> Texte fourni
Et si on poursuit, si on ralentit davantage la respiration, si on arrête l'agitation pendant de plus longues périodes, si vraiment ce logiciel interne est stabilisé, purifié, qu'allons-nous remarqué ? Nous allons voir que la notion de temps, d'espace et le sens profond de notre identité reposent également sur la forme du mental. La perception que j'ai du monde et de ce que je suis se base sur une idée qui englobe mon histoire racontée par la mémoire et mon conditionnement. Mais ce n'est que l'idée de ce que je suis. Si cette idée s'évanouit, que reste-t-il de moi ?

Qu'est-ce qui depuis ma naissance a fait l'expérience de ma vie ? Qu'est-ce qui depuis ma naissance n'a pas changé au milieu du changement du corps, des goûts, des désirs et de la personnalité ? Le logiciel interne inclut aussi une partie liée au sens de l'identité, de l'ego.

(Lignes)
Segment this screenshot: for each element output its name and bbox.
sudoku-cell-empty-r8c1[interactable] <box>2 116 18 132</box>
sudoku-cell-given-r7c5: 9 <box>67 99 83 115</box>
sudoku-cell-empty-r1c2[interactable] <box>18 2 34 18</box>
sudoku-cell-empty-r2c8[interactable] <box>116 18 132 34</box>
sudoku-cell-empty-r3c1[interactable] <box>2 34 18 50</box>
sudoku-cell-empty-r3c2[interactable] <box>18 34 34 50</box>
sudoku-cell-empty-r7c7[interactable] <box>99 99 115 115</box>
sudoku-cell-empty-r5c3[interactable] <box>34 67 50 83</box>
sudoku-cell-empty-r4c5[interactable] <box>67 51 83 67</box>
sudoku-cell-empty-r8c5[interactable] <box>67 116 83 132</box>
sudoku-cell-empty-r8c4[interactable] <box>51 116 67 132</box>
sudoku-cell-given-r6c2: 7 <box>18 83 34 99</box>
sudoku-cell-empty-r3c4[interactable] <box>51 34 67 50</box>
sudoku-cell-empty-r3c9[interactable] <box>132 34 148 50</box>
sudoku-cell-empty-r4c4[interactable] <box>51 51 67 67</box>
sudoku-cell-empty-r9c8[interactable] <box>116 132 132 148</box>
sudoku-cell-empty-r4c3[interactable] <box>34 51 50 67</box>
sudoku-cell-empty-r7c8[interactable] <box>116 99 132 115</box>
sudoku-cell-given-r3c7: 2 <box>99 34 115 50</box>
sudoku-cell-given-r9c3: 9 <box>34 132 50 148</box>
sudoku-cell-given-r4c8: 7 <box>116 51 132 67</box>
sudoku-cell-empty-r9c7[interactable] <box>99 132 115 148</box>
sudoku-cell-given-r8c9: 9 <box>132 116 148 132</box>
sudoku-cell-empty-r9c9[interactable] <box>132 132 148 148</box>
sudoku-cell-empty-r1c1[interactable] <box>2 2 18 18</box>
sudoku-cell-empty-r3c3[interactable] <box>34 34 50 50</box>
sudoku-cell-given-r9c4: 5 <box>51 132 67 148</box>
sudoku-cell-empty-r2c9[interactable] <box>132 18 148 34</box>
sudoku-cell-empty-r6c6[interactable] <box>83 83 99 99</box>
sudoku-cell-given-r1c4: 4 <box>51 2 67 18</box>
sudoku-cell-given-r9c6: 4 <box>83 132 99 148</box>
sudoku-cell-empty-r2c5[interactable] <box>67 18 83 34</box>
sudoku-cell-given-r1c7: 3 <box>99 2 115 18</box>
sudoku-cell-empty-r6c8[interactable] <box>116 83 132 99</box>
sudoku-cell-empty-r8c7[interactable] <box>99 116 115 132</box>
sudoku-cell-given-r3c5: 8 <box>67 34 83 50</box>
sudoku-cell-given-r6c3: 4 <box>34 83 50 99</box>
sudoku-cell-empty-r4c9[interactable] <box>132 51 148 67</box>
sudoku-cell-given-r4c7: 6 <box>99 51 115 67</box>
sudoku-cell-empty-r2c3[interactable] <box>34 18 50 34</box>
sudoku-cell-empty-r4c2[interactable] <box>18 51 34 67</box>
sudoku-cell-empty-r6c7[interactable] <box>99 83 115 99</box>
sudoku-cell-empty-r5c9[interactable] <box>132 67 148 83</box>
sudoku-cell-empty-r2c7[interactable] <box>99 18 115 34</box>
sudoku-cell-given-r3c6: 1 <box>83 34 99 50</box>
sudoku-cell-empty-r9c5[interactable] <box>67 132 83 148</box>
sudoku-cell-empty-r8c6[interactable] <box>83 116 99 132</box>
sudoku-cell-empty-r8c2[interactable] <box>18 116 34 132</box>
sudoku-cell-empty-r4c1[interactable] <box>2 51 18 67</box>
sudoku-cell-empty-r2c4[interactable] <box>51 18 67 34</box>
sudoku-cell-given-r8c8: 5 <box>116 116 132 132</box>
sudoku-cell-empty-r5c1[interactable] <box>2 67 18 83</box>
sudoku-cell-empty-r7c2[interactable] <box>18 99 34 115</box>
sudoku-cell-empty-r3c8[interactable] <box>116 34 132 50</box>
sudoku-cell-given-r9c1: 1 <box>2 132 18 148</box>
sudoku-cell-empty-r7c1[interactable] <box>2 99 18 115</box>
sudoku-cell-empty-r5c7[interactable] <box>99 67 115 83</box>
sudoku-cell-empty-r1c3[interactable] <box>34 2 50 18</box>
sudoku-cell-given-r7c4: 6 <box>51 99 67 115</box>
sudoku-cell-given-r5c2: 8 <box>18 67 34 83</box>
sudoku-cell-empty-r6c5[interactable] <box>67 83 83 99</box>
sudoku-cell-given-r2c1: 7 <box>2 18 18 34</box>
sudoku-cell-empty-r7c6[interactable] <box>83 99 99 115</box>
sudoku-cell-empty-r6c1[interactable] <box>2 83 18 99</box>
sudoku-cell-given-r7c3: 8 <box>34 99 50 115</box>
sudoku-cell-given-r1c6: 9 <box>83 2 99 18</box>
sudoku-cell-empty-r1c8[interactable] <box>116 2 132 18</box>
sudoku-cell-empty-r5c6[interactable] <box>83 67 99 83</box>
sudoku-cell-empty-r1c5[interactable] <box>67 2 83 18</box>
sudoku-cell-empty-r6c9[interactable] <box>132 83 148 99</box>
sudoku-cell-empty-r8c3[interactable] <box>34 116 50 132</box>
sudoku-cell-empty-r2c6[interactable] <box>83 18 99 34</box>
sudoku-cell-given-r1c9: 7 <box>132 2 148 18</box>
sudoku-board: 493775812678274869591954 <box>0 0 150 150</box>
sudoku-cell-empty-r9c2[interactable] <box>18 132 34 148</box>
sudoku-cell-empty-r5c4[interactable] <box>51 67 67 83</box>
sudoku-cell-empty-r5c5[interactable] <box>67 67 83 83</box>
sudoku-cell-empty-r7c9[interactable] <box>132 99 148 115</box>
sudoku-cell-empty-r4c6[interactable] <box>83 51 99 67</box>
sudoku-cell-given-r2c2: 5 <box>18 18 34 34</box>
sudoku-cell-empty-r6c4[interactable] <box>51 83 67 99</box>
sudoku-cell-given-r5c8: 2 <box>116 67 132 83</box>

> Consignes
A) D'après le texte fourni, sur quoi se base la perception que j'ai du monde et de ce que je suis ?
B) Résumez le texte fourni en deux phrases.
Ces lignes n'ont aucun rapport avec le texte fourni.

> Réponses par tâche
A) Elle se base sur une idée qui englobe mon histoire racontée par la mémoire et mon conditionnement.

B) Si l'on ralentit davantage la respiration et que l'on arrête l'agitation pendant de plus longues périodes, on voit que la notion de temps, d'espace et le sens profond de notre identité reposent également sur la forme du mental. La perception du monde et de soi n'est qu'une idée fondée sur la mémoire et le conditionnement, et le logiciel interne inclut aussi une partie liée au sens de l'identité, de l'ego.